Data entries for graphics
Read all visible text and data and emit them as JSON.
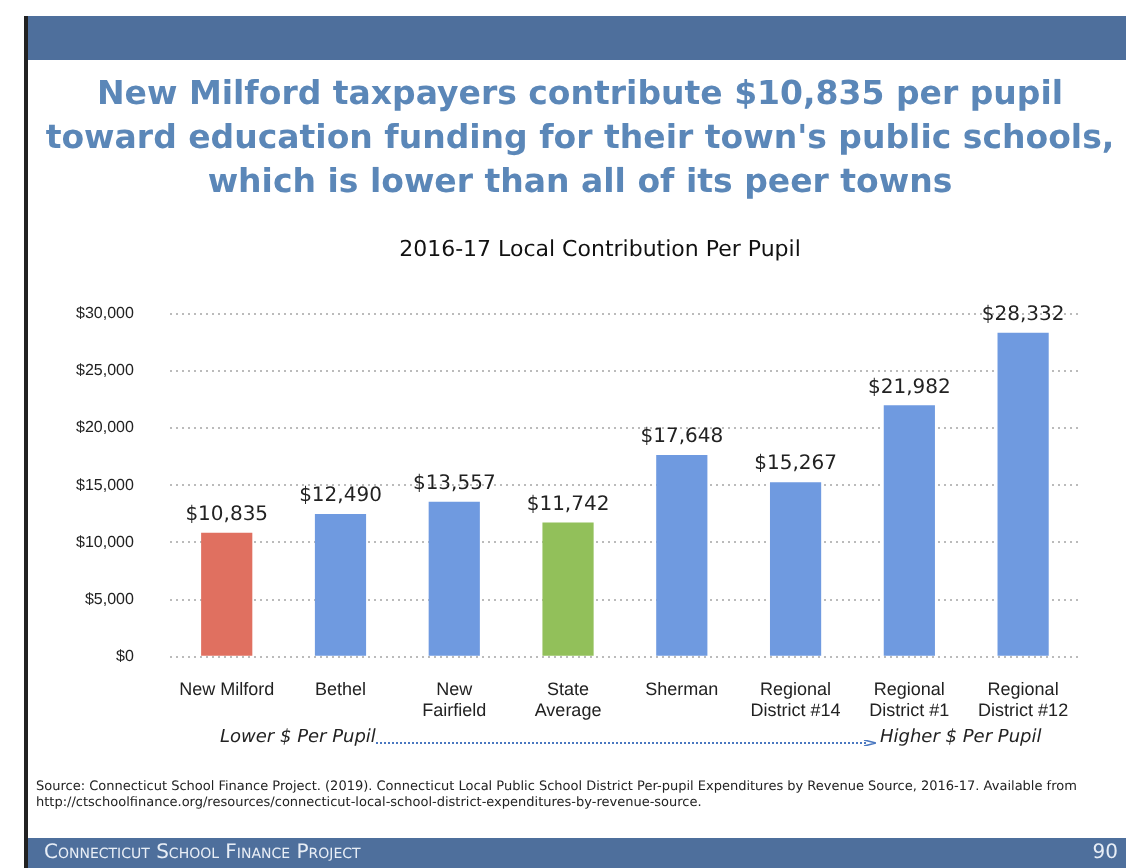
{
  "chart_data": {
    "type": "bar",
    "title": "New Milford taxpayers contribute $10,835 per pupil toward education funding for their town's public schools, which is lower than all of its peer towns",
    "subtitle": "2016-17 Local Contribution Per Pupil",
    "categories": [
      "New Milford",
      "Bethel",
      "New Fairfield",
      "State Average",
      "Sherman",
      "Regional District #14",
      "Regional District #1",
      "Regional District #12"
    ],
    "values": [
      10835,
      12490,
      13557,
      11742,
      17648,
      15267,
      21982,
      28332
    ],
    "colors": [
      "#e07060",
      "#6f9ae0",
      "#6f9ae0",
      "#92c05a",
      "#6f9ae0",
      "#6f9ae0",
      "#6f9ae0",
      "#6f9ae0"
    ],
    "value_labels": [
      "$10,835",
      "$12,490",
      "$13,557",
      "$11,742",
      "$17,648",
      "$15,267",
      "$21,982",
      "$28,332"
    ],
    "ylim": [
      0,
      30000
    ],
    "yticks": [
      {
        "value": 0,
        "label": "$0"
      },
      {
        "value": 5000,
        "label": "$5,000"
      },
      {
        "value": 10000,
        "label": "$10,000"
      },
      {
        "value": 15000,
        "label": "$15,000"
      },
      {
        "value": 20000,
        "label": "$20,000"
      },
      {
        "value": 25000,
        "label": "$25,000"
      },
      {
        "value": 30000,
        "label": "$30,000"
      }
    ],
    "grid": "y",
    "legend": false,
    "annotations": [
      "Lower $ Per Pupil",
      "Higher $ Per Pupil",
      "Source: Connecticut School Finance Project. (2019). Connecticut Local Public School District Per-pupil Expenditures by Revenue Source, 2016-17. Available from http://ctschoolfinance.org/resources/connecticut-local-school-district-expenditures-by-revenue-source.",
      "Connecticut School Finance Project",
      "90"
    ]
  }
}
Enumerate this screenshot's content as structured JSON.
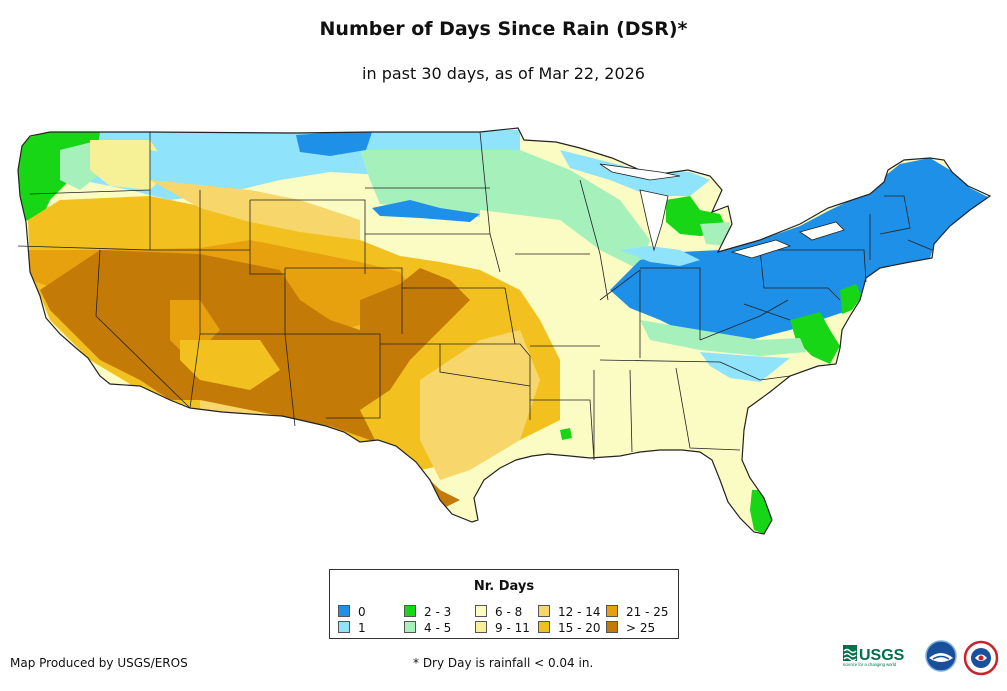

_WHAT TO WORK ON_
Search the lines above for the string "Connecticut" and copy each line that has it.

_RESPONSE TO THIS TASK_
      "Source: Connecticut School Finance Project. (2019). Connecticut Local Public School District Per-pupil Expenditures by Revenue Source, 2016-17. Available from http://ctschoolfinance.org/resources/connecticut-local-school-district-expenditures-by-revenue-source.",
      "Connecticut School Finance Project",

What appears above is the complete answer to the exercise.